● PROBLEM: Sift the material for lines containing "accept", and return them.

#### DATA SUPPLIED ####

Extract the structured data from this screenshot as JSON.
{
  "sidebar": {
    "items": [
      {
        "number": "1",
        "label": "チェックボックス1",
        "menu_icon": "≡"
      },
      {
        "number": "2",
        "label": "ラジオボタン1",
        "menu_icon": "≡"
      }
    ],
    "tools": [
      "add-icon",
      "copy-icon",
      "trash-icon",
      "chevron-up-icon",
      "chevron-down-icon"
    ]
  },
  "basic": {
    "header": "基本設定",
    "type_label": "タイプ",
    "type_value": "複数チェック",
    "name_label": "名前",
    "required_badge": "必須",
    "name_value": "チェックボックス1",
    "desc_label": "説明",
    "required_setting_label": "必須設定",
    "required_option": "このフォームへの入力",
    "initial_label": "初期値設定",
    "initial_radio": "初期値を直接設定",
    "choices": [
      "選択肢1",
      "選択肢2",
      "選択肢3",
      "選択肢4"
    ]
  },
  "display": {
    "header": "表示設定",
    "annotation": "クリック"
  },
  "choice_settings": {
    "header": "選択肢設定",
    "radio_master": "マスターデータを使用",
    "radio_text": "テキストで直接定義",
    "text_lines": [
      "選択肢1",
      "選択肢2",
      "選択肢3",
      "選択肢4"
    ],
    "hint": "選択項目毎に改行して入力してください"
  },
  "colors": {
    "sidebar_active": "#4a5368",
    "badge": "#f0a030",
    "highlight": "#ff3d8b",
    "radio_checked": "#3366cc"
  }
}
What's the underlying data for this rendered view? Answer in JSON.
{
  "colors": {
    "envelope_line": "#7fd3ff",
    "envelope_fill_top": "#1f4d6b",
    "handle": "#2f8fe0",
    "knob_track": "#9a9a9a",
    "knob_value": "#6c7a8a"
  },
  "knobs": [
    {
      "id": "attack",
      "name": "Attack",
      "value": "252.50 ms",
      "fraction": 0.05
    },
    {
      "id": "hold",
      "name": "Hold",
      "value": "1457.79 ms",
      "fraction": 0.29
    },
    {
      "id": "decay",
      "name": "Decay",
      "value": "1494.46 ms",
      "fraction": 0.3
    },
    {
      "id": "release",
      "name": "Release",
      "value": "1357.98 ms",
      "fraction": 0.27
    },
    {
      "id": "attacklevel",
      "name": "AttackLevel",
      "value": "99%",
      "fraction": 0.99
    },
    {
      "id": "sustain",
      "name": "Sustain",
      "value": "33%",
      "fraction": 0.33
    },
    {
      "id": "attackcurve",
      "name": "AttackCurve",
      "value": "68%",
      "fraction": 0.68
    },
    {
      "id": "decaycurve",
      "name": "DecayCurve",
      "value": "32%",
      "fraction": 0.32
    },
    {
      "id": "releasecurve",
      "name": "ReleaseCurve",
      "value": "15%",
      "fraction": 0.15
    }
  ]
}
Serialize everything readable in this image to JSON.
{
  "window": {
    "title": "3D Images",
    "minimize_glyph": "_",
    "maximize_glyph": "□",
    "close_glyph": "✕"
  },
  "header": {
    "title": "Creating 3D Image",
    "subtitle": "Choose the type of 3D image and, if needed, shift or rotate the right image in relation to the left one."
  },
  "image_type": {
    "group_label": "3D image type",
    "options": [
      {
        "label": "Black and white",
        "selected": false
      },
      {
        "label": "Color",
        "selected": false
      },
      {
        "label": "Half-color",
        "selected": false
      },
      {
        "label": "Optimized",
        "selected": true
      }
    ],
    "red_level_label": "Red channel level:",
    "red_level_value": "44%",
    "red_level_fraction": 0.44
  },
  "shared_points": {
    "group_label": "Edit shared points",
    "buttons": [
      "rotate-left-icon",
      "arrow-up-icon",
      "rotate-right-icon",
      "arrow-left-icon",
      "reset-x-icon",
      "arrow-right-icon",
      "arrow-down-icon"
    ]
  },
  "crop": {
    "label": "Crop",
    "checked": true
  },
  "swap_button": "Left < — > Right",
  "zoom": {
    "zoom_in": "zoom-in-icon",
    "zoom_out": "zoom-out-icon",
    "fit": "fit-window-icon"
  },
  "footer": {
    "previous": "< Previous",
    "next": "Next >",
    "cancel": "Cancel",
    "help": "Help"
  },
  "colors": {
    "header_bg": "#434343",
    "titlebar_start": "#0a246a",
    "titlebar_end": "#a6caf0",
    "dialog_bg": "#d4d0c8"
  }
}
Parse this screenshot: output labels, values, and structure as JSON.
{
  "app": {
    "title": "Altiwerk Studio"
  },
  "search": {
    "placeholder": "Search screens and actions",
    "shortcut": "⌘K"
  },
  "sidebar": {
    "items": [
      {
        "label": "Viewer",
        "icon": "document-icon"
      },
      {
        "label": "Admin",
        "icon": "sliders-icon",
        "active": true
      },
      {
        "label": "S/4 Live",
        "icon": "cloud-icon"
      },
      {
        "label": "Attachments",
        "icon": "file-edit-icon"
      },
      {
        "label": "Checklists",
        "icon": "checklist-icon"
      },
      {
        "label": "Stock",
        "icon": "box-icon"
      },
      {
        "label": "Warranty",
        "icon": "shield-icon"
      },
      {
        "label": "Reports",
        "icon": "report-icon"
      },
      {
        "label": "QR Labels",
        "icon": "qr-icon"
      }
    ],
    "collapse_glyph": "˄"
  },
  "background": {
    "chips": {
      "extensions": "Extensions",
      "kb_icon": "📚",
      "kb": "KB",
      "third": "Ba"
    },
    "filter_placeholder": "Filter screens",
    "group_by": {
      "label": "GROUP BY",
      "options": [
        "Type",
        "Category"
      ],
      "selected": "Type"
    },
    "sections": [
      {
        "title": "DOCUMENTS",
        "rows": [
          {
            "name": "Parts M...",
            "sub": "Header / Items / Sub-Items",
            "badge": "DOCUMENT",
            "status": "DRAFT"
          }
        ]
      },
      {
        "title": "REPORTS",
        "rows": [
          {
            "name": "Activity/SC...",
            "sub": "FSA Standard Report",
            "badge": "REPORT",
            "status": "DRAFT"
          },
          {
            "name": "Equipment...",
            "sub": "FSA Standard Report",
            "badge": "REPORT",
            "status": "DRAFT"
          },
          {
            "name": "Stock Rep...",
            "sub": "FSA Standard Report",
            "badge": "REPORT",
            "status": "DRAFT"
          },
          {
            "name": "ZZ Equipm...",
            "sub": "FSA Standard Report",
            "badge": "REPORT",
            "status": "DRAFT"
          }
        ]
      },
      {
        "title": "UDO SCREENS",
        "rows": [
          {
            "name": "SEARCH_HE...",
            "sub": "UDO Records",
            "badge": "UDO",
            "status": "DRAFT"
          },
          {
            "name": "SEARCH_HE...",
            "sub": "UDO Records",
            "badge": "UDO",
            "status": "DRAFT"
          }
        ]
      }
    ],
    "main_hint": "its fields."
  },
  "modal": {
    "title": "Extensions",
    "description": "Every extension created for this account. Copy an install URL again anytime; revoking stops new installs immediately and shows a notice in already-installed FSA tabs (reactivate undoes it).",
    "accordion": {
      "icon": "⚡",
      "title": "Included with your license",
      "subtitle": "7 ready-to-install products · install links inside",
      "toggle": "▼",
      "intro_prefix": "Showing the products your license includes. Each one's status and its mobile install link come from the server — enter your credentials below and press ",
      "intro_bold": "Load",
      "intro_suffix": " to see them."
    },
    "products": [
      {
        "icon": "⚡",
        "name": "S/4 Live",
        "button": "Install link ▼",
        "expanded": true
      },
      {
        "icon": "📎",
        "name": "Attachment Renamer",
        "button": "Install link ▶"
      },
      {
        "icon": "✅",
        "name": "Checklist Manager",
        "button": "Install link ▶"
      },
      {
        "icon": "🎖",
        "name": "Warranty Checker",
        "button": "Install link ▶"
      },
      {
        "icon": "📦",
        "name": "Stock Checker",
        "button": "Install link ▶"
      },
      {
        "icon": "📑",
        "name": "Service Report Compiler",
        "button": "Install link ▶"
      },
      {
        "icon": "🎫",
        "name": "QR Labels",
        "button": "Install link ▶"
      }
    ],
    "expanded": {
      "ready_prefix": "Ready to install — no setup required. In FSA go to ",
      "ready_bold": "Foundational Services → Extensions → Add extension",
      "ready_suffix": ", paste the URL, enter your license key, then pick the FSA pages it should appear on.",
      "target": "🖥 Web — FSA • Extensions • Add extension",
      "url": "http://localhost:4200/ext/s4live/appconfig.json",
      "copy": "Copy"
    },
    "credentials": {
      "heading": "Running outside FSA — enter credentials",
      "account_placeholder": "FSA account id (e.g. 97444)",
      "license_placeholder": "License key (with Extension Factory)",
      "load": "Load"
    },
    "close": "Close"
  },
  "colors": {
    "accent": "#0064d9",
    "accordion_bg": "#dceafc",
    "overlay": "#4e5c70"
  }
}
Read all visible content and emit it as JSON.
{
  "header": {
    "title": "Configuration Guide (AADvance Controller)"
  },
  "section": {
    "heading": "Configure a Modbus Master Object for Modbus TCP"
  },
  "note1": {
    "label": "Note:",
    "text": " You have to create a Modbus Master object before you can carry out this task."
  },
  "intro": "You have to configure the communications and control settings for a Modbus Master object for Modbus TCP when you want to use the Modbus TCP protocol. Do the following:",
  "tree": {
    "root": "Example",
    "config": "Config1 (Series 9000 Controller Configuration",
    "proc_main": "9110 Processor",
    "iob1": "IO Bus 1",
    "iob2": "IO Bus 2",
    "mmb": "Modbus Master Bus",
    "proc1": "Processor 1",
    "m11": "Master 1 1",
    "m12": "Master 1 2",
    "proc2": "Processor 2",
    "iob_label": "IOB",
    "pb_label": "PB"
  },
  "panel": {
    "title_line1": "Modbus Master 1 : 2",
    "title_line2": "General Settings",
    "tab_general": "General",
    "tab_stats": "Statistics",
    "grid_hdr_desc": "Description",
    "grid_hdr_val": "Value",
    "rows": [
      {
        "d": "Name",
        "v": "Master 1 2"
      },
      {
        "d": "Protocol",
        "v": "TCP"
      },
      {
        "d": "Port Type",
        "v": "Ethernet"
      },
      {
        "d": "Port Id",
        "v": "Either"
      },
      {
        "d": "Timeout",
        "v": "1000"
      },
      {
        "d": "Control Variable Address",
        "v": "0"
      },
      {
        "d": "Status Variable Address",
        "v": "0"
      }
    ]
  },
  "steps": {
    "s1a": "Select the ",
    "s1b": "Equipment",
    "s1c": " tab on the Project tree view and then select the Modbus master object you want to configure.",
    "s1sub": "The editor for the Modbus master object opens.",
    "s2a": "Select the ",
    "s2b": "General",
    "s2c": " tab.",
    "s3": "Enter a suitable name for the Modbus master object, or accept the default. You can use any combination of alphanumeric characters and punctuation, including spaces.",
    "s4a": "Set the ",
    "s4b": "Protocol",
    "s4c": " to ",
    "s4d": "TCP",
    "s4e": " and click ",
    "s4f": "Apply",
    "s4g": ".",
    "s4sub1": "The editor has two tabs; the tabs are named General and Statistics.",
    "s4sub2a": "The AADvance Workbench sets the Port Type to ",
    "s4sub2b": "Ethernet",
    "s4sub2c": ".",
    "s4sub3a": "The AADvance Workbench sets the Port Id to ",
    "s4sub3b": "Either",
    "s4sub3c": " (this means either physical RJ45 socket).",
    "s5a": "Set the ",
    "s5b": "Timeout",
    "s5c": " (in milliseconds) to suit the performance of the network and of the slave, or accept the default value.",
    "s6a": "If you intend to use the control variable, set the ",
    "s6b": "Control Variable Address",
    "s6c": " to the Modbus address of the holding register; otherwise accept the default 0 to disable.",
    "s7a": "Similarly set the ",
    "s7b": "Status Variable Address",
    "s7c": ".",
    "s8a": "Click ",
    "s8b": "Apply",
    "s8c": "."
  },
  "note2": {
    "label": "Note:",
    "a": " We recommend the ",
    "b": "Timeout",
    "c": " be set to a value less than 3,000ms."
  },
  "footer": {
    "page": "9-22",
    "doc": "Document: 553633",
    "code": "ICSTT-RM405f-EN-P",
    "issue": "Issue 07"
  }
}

####

● SOLUTION:
    "s3": "Enter a suitable name for the Modbus master object, or accept the default. You can use any combination of alphanumeric characters and punctuation, including spaces.",
    "s5c": " (in milliseconds) to suit the performance of the network and of the slave, or accept the default value.",
    "s6c": " to the Modbus address of the holding register; otherwise accept the default 0 to disable.",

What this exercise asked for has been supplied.